*Short exercise*: Take every line from the listing below that includes "this" and copy it.

(Items from a dataset)
** begin **
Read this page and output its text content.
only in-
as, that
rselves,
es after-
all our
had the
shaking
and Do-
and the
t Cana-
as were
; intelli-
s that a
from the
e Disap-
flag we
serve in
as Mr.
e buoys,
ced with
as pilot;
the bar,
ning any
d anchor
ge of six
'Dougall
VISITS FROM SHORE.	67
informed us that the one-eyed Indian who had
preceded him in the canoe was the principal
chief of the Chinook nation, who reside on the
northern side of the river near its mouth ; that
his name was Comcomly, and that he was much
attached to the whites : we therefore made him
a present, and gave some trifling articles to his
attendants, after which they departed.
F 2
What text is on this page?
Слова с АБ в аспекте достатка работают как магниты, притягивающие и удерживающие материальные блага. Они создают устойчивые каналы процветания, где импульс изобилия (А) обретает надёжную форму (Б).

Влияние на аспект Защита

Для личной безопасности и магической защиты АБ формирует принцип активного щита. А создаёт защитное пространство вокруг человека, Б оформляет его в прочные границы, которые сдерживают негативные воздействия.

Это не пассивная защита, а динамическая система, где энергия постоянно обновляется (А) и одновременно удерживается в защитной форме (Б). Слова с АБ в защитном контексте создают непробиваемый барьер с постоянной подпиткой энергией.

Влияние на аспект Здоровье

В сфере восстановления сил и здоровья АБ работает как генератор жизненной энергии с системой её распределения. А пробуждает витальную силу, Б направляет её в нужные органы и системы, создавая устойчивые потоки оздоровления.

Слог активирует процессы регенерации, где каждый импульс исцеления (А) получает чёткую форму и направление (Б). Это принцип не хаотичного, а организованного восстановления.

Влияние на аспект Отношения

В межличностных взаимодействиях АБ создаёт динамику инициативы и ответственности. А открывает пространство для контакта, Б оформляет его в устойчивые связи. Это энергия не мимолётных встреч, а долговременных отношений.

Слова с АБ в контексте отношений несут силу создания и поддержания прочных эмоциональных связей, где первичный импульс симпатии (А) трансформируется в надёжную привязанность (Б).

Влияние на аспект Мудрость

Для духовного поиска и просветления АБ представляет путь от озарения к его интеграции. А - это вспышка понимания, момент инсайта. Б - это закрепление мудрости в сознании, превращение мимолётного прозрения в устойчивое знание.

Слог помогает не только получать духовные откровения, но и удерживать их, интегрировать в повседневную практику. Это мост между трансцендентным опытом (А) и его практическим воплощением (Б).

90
** end **
*Output of the task*:
Read this page and output its text content.
What text is on this page?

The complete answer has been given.